-- Start --

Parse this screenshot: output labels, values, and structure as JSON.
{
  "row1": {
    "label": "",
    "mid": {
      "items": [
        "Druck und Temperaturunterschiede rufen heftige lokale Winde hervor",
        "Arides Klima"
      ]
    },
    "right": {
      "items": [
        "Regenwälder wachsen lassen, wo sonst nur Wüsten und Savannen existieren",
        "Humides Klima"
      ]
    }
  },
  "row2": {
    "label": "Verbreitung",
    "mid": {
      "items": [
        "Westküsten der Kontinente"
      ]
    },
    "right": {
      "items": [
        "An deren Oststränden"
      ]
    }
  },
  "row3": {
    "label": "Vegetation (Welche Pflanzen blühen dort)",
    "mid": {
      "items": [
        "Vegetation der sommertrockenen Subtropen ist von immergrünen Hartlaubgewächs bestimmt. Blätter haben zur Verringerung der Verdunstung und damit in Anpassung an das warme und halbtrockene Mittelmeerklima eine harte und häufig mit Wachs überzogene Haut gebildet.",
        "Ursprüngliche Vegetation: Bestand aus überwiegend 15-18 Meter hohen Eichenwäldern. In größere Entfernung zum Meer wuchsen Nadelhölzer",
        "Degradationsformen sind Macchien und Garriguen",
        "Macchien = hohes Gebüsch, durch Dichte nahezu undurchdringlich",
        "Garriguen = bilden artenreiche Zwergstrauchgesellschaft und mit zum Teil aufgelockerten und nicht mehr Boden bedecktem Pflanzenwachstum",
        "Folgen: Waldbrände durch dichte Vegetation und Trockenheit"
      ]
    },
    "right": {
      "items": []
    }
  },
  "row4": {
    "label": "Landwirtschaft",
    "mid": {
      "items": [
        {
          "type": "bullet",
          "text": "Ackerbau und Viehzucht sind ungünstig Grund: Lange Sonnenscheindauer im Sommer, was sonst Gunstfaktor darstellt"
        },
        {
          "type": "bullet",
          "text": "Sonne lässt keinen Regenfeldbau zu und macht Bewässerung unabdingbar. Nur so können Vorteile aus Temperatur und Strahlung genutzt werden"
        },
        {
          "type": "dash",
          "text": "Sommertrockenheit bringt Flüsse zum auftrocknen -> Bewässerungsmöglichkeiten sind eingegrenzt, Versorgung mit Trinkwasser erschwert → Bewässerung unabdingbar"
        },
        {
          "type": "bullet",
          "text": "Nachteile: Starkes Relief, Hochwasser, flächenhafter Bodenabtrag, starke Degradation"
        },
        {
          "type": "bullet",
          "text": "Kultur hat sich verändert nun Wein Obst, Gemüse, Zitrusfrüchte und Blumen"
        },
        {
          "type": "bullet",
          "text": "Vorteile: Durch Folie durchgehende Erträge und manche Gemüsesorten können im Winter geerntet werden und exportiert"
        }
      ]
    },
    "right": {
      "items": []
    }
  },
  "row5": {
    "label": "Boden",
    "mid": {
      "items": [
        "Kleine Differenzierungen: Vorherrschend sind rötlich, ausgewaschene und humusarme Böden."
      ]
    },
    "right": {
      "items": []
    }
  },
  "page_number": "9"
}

-- End --

Goal: Recopy the whole listing exactly.

Response to this task:
Parse this screenshot: output labels, values, and structure as JSON.
{
  "row1": {
    "label": "",
    "mid": {
      "items": [
        "Druck und Temperaturunterschiede rufen heftige lokale Winde hervor",
        "Arides Klima"
      ]
    },
    "right": {
      "items": [
        "Regenwälder wachsen lassen, wo sonst nur Wüsten und Savannen existieren",
        "Humides Klima"
      ]
    }
  },
  "row2": {
    "label": "Verbreitung",
    "mid": {
      "items": [
        "Westküsten der Kontinente"
      ]
    },
    "right": {
      "items": [
        "An deren Oststränden"
      ]
    }
  },
  "row3": {
    "label": "Vegetation (Welche Pflanzen blühen dort)",
    "mid": {
      "items": [
        "Vegetation der sommertrockenen Subtropen ist von immergrünen Hartlaubgewächs bestimmt. Blätter haben zur Verringerung der Verdunstung und damit in Anpassung an das warme und halbtrockene Mittelmeerklima eine harte und häufig mit Wachs überzogene Haut gebildet.",
        "Ursprüngliche Vegetation: Bestand aus überwiegend 15-18 Meter hohen Eichenwäldern. In größere Entfernung zum Meer wuchsen Nadelhölzer",
        "Degradationsformen sind Macchien und Garriguen",
        "Macchien = hohes Gebüsch, durch Dichte nahezu undurchdringlich",
        "Garriguen = bilden artenreiche Zwergstrauchgesellschaft und mit zum Teil aufgelockerten und nicht mehr Boden bedecktem Pflanzenwachstum",
        "Folgen: Waldbrände durch dichte Vegetation und Trockenheit"
      ]
    },
    "right": {
      "items": []
    }
  },
  "row4": {
    "label": "Landwirtschaft",
    "mid": {
      "items": [
        {
          "type": "bullet",
          "text": "Ackerbau und Viehzucht sind ungünstig Grund: Lange Sonnenscheindauer im Sommer, was sonst Gunstfaktor darstellt"
        },
        {
          "type": "bullet",
          "text": "Sonne lässt keinen Regenfeldbau zu und macht Bewässerung unabdingbar. Nur so können Vorteile aus Temperatur und Strahlung genutzt werden"
        },
        {
          "type": "dash",
          "text": "Sommertrockenheit bringt Flüsse zum auftrocknen -> Bewässerungsmöglichkeiten sind eingegrenzt, Versorgung mit Trinkwasser erschwert → Bewässerung unabdingbar"
        },
        {
          "type": "bullet",
          "text": "Nachteile: Starkes Relief, Hochwasser, flächenhafter Bodenabtrag, starke Degradation"
        },
        {
          "type": "bullet",
          "text": "Kultur hat sich verändert nun Wein Obst, Gemüse, Zitrusfrüchte und Blumen"
        },
        {
          "type": "bullet",
          "text": "Vorteile: Durch Folie durchgehende Erträge und manche Gemüsesorten können im Winter geerntet werden und exportiert"
        }
      ]
    },
    "right": {
      "items": []
    }
  },
  "row5": {
    "label": "Boden",
    "mid": {
      "items": [
        "Kleine Differenzierungen: Vorherrschend sind rötlich, ausgewaschene und humusarme Böden."
      ]
    },
    "right": {
      "items": []
    }
  },
  "page_number": "9"
}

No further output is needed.